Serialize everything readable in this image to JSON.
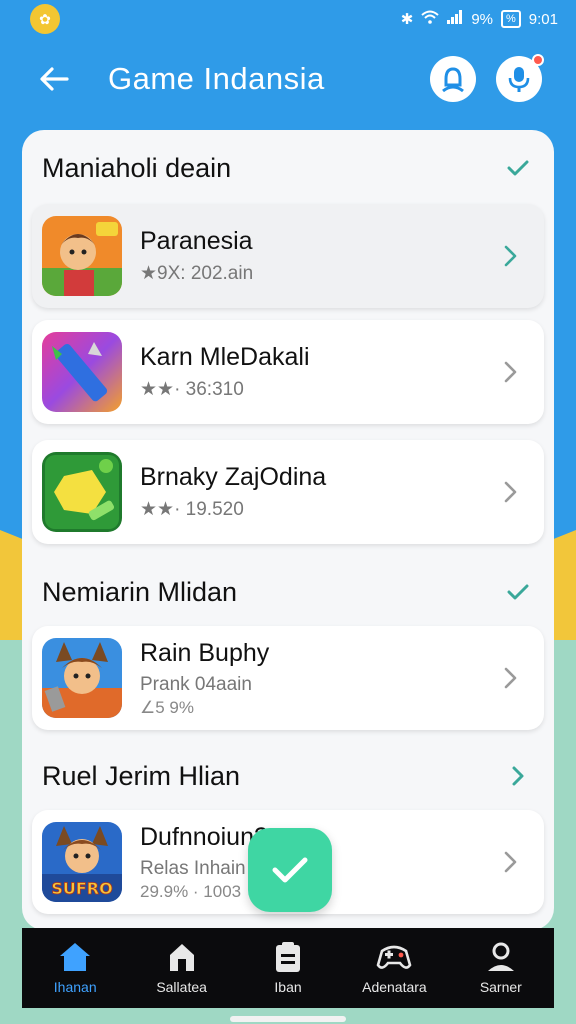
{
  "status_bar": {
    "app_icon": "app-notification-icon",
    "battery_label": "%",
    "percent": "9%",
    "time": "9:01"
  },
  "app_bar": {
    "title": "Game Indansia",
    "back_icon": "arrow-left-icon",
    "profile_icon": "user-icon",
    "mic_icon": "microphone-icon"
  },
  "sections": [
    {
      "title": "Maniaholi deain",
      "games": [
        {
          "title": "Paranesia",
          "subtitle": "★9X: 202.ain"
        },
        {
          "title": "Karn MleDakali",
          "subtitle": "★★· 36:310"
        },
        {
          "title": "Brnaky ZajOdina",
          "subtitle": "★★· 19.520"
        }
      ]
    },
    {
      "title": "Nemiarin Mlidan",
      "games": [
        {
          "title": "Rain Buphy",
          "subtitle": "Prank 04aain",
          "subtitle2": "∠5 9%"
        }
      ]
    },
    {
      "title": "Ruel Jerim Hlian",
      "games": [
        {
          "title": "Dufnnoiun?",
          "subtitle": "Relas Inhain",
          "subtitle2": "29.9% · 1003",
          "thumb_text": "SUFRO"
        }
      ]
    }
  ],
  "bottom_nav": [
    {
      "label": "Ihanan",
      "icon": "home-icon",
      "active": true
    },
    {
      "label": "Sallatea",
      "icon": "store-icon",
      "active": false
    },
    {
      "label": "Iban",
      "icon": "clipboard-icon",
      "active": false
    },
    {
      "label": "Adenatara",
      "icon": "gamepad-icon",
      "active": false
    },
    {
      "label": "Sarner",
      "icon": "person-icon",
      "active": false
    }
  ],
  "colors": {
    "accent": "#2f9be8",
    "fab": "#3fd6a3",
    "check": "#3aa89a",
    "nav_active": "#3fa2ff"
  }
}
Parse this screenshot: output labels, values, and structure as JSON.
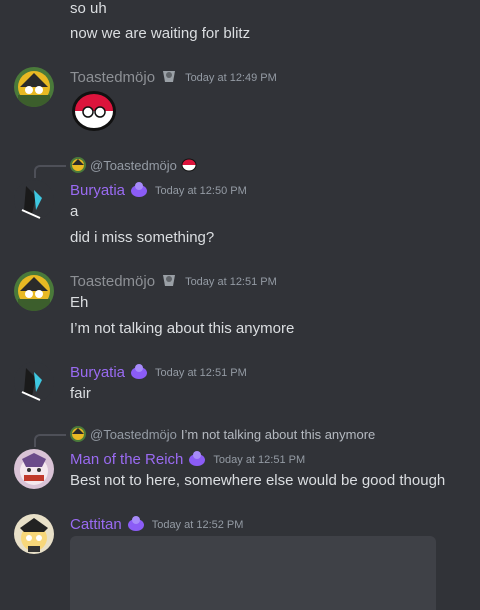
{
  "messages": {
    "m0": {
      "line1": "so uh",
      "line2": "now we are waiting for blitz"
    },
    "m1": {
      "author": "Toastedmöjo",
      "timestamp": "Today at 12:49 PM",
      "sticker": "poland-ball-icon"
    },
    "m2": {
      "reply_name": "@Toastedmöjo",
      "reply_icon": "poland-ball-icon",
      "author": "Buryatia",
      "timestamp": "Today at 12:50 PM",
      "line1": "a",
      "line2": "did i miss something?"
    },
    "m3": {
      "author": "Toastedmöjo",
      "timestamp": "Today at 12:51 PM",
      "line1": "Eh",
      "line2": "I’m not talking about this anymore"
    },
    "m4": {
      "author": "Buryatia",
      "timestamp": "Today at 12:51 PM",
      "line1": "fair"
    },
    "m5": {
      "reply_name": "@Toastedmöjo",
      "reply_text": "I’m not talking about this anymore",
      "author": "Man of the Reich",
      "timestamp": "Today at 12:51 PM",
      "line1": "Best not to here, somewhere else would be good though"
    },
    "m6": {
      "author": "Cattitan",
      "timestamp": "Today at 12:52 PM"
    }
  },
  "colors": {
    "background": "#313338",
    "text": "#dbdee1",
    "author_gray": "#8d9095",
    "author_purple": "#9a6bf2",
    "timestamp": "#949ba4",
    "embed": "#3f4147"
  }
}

#####

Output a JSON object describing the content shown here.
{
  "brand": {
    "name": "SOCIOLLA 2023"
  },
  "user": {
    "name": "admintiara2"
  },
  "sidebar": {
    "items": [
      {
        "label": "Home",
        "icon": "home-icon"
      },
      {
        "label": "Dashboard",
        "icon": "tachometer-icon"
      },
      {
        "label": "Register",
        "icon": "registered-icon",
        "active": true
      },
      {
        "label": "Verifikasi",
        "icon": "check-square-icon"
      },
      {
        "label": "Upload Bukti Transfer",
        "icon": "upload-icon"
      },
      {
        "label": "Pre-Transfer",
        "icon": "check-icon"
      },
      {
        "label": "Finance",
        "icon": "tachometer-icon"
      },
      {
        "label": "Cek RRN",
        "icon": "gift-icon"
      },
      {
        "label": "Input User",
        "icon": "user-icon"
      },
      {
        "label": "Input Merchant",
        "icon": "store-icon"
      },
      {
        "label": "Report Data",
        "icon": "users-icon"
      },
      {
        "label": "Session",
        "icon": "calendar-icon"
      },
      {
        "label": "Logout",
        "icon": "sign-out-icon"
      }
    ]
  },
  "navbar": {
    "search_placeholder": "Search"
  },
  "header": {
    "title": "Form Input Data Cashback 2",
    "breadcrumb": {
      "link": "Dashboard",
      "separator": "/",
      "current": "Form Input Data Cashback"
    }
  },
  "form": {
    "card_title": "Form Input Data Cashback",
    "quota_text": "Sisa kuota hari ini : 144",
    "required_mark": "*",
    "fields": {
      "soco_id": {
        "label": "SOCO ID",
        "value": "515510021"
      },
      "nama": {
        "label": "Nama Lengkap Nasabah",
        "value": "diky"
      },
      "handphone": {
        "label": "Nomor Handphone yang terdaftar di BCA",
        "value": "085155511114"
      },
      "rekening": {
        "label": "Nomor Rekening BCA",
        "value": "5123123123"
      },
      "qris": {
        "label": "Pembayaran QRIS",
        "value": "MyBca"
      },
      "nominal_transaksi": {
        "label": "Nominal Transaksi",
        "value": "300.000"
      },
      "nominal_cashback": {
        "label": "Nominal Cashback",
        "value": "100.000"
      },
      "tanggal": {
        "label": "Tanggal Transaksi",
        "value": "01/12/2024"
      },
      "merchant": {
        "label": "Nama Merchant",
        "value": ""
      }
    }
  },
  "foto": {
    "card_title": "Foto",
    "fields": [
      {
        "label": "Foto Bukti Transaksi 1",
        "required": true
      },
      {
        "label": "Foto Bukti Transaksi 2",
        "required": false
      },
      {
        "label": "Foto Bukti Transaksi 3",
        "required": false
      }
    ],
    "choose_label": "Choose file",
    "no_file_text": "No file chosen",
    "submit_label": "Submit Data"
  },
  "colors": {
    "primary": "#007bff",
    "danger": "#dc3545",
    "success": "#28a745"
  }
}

#####

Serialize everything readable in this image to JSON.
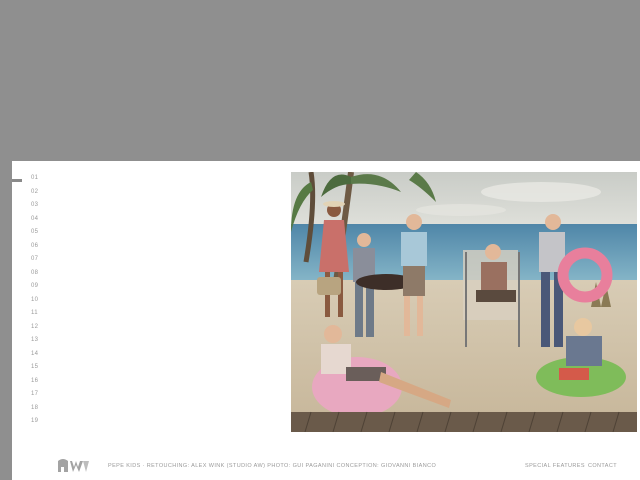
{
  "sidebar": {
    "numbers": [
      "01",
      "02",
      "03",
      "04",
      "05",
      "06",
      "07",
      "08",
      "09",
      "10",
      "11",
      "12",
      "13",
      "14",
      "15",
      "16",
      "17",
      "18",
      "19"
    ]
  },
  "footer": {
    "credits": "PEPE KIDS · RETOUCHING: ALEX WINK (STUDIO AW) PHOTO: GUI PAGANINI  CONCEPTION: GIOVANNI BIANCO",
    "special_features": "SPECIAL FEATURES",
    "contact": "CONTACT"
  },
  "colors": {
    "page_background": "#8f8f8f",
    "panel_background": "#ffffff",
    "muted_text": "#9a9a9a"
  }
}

#####

Exercise aim: Work out how many lines of the data above hold the word "check", and write only the count.

The completed task: 3